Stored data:
····················
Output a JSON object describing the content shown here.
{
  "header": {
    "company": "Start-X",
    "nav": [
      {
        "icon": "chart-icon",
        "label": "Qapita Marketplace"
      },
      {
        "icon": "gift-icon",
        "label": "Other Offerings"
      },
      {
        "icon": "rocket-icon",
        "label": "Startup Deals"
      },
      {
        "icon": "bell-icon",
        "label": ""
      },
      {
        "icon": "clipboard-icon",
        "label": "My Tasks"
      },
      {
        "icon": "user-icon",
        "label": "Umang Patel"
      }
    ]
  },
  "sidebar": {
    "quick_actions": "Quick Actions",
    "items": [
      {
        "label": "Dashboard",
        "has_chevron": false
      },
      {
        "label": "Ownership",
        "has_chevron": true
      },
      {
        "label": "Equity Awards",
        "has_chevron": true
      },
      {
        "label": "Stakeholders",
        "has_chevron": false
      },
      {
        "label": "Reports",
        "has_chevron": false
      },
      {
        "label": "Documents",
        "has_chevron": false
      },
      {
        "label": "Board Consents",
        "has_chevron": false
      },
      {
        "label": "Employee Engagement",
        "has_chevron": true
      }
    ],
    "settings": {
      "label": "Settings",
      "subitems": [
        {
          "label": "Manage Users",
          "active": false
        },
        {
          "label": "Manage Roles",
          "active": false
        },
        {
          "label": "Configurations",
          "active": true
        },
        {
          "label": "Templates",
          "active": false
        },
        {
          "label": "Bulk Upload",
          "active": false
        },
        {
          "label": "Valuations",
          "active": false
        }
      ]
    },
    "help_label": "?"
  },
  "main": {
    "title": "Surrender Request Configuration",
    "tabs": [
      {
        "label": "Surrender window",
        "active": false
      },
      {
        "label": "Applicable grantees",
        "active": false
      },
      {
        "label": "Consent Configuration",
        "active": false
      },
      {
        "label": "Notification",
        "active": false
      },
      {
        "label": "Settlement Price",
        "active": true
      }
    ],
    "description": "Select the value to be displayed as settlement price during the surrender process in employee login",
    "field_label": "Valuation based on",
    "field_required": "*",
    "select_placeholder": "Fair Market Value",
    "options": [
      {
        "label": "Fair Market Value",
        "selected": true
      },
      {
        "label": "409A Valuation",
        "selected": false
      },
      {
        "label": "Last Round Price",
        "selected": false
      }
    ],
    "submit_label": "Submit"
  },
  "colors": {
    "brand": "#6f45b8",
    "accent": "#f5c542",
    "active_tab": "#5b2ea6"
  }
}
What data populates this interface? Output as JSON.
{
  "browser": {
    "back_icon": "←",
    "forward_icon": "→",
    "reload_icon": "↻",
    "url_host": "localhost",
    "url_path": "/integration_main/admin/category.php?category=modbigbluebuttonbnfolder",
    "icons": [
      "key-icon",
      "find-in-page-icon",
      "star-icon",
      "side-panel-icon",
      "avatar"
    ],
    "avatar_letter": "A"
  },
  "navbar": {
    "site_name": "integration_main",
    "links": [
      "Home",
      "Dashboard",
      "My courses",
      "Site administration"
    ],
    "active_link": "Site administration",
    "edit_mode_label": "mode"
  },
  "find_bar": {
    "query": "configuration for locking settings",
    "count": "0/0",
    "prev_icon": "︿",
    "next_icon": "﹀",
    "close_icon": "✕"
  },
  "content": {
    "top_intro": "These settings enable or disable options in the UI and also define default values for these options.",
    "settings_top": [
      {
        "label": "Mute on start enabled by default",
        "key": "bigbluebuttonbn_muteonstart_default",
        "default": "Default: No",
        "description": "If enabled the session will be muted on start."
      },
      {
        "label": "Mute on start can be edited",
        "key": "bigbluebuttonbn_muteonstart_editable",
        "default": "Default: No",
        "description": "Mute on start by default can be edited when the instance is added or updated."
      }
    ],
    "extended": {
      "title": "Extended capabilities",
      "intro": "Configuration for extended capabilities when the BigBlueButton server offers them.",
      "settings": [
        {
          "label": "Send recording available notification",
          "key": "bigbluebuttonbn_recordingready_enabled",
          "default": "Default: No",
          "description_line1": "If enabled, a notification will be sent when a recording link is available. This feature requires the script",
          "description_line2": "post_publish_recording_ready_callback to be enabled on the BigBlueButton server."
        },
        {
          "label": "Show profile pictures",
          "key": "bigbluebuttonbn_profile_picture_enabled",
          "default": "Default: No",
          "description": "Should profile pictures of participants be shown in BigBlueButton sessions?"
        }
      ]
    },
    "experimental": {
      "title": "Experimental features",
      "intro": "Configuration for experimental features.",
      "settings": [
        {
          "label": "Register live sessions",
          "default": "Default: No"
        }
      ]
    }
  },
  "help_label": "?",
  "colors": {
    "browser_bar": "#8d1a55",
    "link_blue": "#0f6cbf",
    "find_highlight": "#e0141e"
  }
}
····················
→ **STATED GOAL**
Your task is to repeat the data exactly, with nothing left out.

→ **EXPECTED OUTPUT**
Output a JSON object describing the content shown here.
{
  "header": {
    "company": "Start-X",
    "nav": [
      {
        "icon": "chart-icon",
        "label": "Qapita Marketplace"
      },
      {
        "icon": "gift-icon",
        "label": "Other Offerings"
      },
      {
        "icon": "rocket-icon",
        "label": "Startup Deals"
      },
      {
        "icon": "bell-icon",
        "label": ""
      },
      {
        "icon": "clipboard-icon",
        "label": "My Tasks"
      },
      {
        "icon": "user-icon",
        "label": "Umang Patel"
      }
    ]
  },
  "sidebar": {
    "quick_actions": "Quick Actions",
    "items": [
      {
        "label": "Dashboard",
        "has_chevron": false
      },
      {
        "label": "Ownership",
        "has_chevron": true
      },
      {
        "label": "Equity Awards",
        "has_chevron": true
      },
      {
        "label": "Stakeholders",
        "has_chevron": false
      },
      {
        "label": "Reports",
        "has_chevron": false
      },
      {
        "label": "Documents",
        "has_chevron": false
      },
      {
        "label": "Board Consents",
        "has_chevron": false
      },
      {
        "label": "Employee Engagement",
        "has_chevron": true
      }
    ],
    "settings": {
      "label": "Settings",
      "subitems": [
        {
          "label": "Manage Users",
          "active": false
        },
        {
          "label": "Manage Roles",
          "active": false
        },
        {
          "label": "Configurations",
          "active": true
        },
        {
          "label": "Templates",
          "active": false
        },
        {
          "label": "Bulk Upload",
          "active": false
        },
        {
          "label": "Valuations",
          "active": false
        }
      ]
    },
    "help_label": "?"
  },
  "main": {
    "title": "Surrender Request Configuration",
    "tabs": [
      {
        "label": "Surrender window",
        "active": false
      },
      {
        "label": "Applicable grantees",
        "active": false
      },
      {
        "label": "Consent Configuration",
        "active": false
      },
      {
        "label": "Notification",
        "active": false
      },
      {
        "label": "Settlement Price",
        "active": true
      }
    ],
    "description": "Select the value to be displayed as settlement price during the surrender process in employee login",
    "field_label": "Valuation based on",
    "field_required": "*",
    "select_placeholder": "Fair Market Value",
    "options": [
      {
        "label": "Fair Market Value",
        "selected": true
      },
      {
        "label": "409A Valuation",
        "selected": false
      },
      {
        "label": "Last Round Price",
        "selected": false
      }
    ],
    "submit_label": "Submit"
  },
  "colors": {
    "brand": "#6f45b8",
    "accent": "#f5c542",
    "active_tab": "#5b2ea6"
  }
}
What data populates this interface? Output as JSON.
{
  "browser": {
    "back_icon": "←",
    "forward_icon": "→",
    "reload_icon": "↻",
    "url_host": "localhost",
    "url_path": "/integration_main/admin/category.php?category=modbigbluebuttonbnfolder",
    "icons": [
      "key-icon",
      "find-in-page-icon",
      "star-icon",
      "side-panel-icon",
      "avatar"
    ],
    "avatar_letter": "A"
  },
  "navbar": {
    "site_name": "integration_main",
    "links": [
      "Home",
      "Dashboard",
      "My courses",
      "Site administration"
    ],
    "active_link": "Site administration",
    "edit_mode_label": "mode"
  },
  "find_bar": {
    "query": "configuration for locking settings",
    "count": "0/0",
    "prev_icon": "︿",
    "next_icon": "﹀",
    "close_icon": "✕"
  },
  "content": {
    "top_intro": "These settings enable or disable options in the UI and also define default values for these options.",
    "settings_top": [
      {
        "label": "Mute on start enabled by default",
        "key": "bigbluebuttonbn_muteonstart_default",
        "default": "Default: No",
        "description": "If enabled the session will be muted on start."
      },
      {
        "label": "Mute on start can be edited",
        "key": "bigbluebuttonbn_muteonstart_editable",
        "default": "Default: No",
        "description": "Mute on start by default can be edited when the instance is added or updated."
      }
    ],
    "extended": {
      "title": "Extended capabilities",
      "intro": "Configuration for extended capabilities when the BigBlueButton server offers them.",
      "settings": [
        {
          "label": "Send recording available notification",
          "key": "bigbluebuttonbn_recordingready_enabled",
          "default": "Default: No",
          "description_line1": "If enabled, a notification will be sent when a recording link is available. This feature requires the script",
          "description_line2": "post_publish_recording_ready_callback to be enabled on the BigBlueButton server."
        },
        {
          "label": "Show profile pictures",
          "key": "bigbluebuttonbn_profile_picture_enabled",
          "default": "Default: No",
          "description": "Should profile pictures of participants be shown in BigBlueButton sessions?"
        }
      ]
    },
    "experimental": {
      "title": "Experimental features",
      "intro": "Configuration for experimental features.",
      "settings": [
        {
          "label": "Register live sessions",
          "default": "Default: No"
        }
      ]
    }
  },
  "help_label": "?",
  "colors": {
    "browser_bar": "#8d1a55",
    "link_blue": "#0f6cbf",
    "find_highlight": "#e0141e"
  }
}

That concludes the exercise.